Dataset items:
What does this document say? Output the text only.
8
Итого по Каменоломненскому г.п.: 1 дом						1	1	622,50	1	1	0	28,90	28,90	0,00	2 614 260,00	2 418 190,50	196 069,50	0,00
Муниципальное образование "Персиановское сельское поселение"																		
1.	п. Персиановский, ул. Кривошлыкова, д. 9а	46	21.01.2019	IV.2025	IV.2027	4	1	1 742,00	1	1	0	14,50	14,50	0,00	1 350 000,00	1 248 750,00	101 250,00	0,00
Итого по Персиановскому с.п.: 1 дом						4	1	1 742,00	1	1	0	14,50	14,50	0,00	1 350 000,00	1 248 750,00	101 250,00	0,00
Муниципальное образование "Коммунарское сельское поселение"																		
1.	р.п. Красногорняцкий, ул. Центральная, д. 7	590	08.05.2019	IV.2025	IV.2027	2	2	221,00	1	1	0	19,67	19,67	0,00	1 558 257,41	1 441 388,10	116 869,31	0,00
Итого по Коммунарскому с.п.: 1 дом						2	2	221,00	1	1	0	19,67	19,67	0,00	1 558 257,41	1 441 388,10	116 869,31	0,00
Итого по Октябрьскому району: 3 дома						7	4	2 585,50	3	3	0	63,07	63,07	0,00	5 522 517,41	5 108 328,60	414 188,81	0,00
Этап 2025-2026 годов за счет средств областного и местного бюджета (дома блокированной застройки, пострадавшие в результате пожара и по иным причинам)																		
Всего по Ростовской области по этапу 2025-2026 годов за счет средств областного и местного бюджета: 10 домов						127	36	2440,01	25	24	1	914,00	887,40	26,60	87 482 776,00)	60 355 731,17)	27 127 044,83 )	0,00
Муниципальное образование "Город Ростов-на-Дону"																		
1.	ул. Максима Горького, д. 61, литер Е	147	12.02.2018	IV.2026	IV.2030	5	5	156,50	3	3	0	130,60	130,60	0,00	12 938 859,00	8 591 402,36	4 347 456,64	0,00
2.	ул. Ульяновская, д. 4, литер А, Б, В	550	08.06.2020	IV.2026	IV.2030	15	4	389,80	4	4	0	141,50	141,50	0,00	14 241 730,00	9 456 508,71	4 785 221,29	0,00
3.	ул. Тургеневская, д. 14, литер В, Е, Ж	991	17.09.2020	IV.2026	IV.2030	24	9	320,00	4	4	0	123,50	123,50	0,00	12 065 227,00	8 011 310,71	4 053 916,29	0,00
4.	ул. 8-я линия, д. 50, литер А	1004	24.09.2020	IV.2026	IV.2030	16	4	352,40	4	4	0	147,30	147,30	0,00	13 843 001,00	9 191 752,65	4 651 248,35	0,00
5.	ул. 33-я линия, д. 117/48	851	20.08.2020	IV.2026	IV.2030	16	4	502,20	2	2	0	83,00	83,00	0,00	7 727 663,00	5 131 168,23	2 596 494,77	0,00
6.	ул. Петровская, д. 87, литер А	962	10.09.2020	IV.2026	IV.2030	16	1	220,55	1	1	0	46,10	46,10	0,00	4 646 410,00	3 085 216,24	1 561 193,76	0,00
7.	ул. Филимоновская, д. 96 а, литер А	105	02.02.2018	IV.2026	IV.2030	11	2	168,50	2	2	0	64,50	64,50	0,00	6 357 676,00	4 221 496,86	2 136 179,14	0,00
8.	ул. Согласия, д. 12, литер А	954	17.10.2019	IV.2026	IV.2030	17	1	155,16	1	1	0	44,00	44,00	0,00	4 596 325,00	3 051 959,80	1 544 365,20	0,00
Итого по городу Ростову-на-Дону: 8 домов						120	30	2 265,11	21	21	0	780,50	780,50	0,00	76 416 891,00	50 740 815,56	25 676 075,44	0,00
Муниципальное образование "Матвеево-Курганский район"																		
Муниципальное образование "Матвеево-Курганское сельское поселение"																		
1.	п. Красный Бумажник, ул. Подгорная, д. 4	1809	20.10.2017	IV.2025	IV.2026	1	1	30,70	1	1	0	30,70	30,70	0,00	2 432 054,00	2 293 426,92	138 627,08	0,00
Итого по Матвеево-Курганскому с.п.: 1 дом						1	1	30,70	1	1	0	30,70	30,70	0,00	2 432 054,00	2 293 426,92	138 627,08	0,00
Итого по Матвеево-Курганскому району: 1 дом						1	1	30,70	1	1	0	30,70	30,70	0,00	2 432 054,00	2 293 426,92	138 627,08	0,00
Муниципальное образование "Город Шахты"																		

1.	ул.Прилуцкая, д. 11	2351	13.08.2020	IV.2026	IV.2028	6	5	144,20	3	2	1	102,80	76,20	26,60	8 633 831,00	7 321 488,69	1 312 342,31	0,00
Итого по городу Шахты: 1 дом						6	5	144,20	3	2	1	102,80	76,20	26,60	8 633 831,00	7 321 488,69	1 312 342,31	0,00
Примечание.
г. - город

PROBLEM STATEMENT
Transcribe every line of the data, exactly as it stands.

WRITTEN RESPONSE
What does this document say? Output the text only.
8
Итого по Каменоломненскому г.п.: 1 дом						1	1	622,50	1	1	0	28,90	28,90	0,00	2 614 260,00	2 418 190,50	196 069,50	0,00
Муниципальное образование "Персиановское сельское поселение"																		
1.	п. Персиановский, ул. Кривошлыкова, д. 9а	46	21.01.2019	IV.2025	IV.2027	4	1	1 742,00	1	1	0	14,50	14,50	0,00	1 350 000,00	1 248 750,00	101 250,00	0,00
Итого по Персиановскому с.п.: 1 дом						4	1	1 742,00	1	1	0	14,50	14,50	0,00	1 350 000,00	1 248 750,00	101 250,00	0,00
Муниципальное образование "Коммунарское сельское поселение"																		
1.	р.п. Красногорняцкий, ул. Центральная, д. 7	590	08.05.2019	IV.2025	IV.2027	2	2	221,00	1	1	0	19,67	19,67	0,00	1 558 257,41	1 441 388,10	116 869,31	0,00
Итого по Коммунарскому с.п.: 1 дом						2	2	221,00	1	1	0	19,67	19,67	0,00	1 558 257,41	1 441 388,10	116 869,31	0,00
Итого по Октябрьскому району: 3 дома						7	4	2 585,50	3	3	0	63,07	63,07	0,00	5 522 517,41	5 108 328,60	414 188,81	0,00
Этап 2025-2026 годов за счет средств областного и местного бюджета (дома блокированной застройки, пострадавшие в результате пожара и по иным причинам)																		
Всего по Ростовской области по этапу 2025-2026 годов за счет средств областного и местного бюджета: 10 домов						127	36	2440,01	25	24	1	914,00	887,40	26,60	87 482 776,00)	60 355 731,17)	27 127 044,83 )	0,00
Муниципальное образование "Город Ростов-на-Дону"																		
1.	ул. Максима Горького, д. 61, литер Е	147	12.02.2018	IV.2026	IV.2030	5	5	156,50	3	3	0	130,60	130,60	0,00	12 938 859,00	8 591 402,36	4 347 456,64	0,00
2.	ул. Ульяновская, д. 4, литер А, Б, В	550	08.06.2020	IV.2026	IV.2030	15	4	389,80	4	4	0	141,50	141,50	0,00	14 241 730,00	9 456 508,71	4 785 221,29	0,00
3.	ул. Тургеневская, д. 14, литер В, Е, Ж	991	17.09.2020	IV.2026	IV.2030	24	9	320,00	4	4	0	123,50	123,50	0,00	12 065 227,00	8 011 310,71	4 053 916,29	0,00
4.	ул. 8-я линия, д. 50, литер А	1004	24.09.2020	IV.2026	IV.2030	16	4	352,40	4	4	0	147,30	147,30	0,00	13 843 001,00	9 191 752,65	4 651 248,35	0,00
5.	ул. 33-я линия, д. 117/48	851	20.08.2020	IV.2026	IV.2030	16	4	502,20	2	2	0	83,00	83,00	0,00	7 727 663,00	5 131 168,23	2 596 494,77	0,00
6.	ул. Петровская, д. 87, литер А	962	10.09.2020	IV.2026	IV.2030	16	1	220,55	1	1	0	46,10	46,10	0,00	4 646 410,00	3 085 216,24	1 561 193,76	0,00
7.	ул. Филимоновская, д. 96 а, литер А	105	02.02.2018	IV.2026	IV.2030	11	2	168,50	2	2	0	64,50	64,50	0,00	6 357 676,00	4 221 496,86	2 136 179,14	0,00
8.	ул. Согласия, д. 12, литер А	954	17.10.2019	IV.2026	IV.2030	17	1	155,16	1	1	0	44,00	44,00	0,00	4 596 325,00	3 051 959,80	1 544 365,20	0,00
Итого по городу Ростову-на-Дону: 8 домов						120	30	2 265,11	21	21	0	780,50	780,50	0,00	76 416 891,00	50 740 815,56	25 676 075,44	0,00
Муниципальное образование "Матвеево-Курганский район"																		
Муниципальное образование "Матвеево-Курганское сельское поселение"																		
1.	п. Красный Бумажник, ул. Подгорная, д. 4	1809	20.10.2017	IV.2025	IV.2026	1	1	30,70	1	1	0	30,70	30,70	0,00	2 432 054,00	2 293 426,92	138 627,08	0,00
Итого по Матвеево-Курганскому с.п.: 1 дом						1	1	30,70	1	1	0	30,70	30,70	0,00	2 432 054,00	2 293 426,92	138 627,08	0,00
Итого по Матвеево-Курганскому району: 1 дом						1	1	30,70	1	1	0	30,70	30,70	0,00	2 432 054,00	2 293 426,92	138 627,08	0,00
Муниципальное образование "Город Шахты"																		

1.	ул.Прилуцкая, д. 11	2351	13.08.2020	IV.2026	IV.2028	6	5	144,20	3	2	1	102,80	76,20	26,60	8 633 831,00	7 321 488,69	1 312 342,31	0,00
Итого по городу Шахты: 1 дом						6	5	144,20	3	2	1	102,80	76,20	26,60	8 633 831,00	7 321 488,69	1 312 342,31	0,00
Примечание.
г. - город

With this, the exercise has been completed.